Task brief: Spot each line in the records below where the word "applied" occurs, then copy it.

Supplied records:

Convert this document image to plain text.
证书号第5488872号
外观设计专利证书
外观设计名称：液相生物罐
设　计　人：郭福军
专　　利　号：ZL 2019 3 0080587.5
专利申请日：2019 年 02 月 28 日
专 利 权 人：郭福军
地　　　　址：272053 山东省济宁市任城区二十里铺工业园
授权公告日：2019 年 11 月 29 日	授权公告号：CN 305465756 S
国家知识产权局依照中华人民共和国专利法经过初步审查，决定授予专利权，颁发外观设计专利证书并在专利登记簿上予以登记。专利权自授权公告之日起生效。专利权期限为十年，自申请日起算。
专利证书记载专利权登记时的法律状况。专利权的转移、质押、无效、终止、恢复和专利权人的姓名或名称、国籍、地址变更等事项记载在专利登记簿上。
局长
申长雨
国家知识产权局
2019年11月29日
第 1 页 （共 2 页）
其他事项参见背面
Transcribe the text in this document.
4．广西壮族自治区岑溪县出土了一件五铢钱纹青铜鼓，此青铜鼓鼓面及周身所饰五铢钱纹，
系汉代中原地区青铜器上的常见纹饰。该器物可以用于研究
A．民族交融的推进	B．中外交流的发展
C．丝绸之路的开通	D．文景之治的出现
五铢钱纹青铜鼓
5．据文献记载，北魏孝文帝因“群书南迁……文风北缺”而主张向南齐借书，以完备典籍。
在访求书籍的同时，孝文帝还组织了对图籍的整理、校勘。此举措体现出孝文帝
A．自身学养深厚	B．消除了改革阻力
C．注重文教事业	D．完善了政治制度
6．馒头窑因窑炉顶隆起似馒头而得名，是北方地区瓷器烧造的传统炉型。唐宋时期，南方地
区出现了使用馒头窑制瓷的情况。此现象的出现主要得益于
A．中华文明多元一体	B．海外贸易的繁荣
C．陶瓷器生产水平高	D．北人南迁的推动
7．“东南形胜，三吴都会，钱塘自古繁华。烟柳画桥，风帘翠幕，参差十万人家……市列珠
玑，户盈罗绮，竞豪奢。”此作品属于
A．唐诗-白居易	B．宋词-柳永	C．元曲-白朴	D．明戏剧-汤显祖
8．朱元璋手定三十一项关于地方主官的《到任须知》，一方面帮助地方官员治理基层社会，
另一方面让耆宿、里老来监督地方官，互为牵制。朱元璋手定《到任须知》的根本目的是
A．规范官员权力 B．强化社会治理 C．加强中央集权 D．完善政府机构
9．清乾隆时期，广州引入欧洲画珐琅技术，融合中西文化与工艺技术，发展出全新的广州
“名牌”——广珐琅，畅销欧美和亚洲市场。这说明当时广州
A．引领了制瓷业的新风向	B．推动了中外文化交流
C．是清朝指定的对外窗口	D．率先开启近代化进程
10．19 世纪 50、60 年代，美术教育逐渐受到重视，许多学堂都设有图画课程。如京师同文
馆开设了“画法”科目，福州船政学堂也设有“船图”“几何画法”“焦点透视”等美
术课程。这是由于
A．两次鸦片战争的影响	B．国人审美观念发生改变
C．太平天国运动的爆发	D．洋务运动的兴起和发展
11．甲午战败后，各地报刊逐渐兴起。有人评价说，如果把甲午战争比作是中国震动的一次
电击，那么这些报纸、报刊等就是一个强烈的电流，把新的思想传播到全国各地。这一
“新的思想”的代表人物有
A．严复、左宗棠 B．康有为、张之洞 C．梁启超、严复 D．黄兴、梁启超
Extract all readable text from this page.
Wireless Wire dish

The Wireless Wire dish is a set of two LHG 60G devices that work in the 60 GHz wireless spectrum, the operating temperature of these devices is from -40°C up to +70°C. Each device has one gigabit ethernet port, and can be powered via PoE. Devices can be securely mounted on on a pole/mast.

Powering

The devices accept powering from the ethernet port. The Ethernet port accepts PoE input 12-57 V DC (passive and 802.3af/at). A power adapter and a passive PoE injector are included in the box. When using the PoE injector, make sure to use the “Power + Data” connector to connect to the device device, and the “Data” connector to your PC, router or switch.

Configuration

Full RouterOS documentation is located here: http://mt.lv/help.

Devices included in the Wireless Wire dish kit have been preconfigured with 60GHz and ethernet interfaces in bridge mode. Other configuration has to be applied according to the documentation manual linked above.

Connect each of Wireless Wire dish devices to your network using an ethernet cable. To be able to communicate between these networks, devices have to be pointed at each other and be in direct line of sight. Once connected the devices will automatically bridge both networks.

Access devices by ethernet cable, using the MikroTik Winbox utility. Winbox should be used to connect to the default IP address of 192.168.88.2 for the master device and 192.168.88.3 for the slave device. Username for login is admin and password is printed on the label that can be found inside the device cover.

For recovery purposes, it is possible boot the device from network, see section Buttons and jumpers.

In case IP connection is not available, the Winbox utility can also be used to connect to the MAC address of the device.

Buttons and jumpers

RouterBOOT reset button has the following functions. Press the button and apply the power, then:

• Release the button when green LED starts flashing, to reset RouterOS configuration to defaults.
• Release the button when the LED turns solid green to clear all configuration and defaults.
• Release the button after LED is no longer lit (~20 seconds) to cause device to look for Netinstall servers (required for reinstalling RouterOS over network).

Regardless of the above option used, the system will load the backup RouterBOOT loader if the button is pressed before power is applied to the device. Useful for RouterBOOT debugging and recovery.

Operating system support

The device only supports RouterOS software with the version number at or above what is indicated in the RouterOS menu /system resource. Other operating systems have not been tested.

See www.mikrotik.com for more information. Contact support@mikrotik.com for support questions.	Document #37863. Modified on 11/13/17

Full response:
Devices included in the Wireless Wire dish kit have been preconfigured with 60GHz and ethernet interfaces in bridge mode. Other configuration has to be applied according to the documentation manual linked above.
Regardless of the above option used, the system will load the backup RouterBOOT loader if the button is pressed before power is applied to the device. Useful for RouterBOOT debugging and recovery.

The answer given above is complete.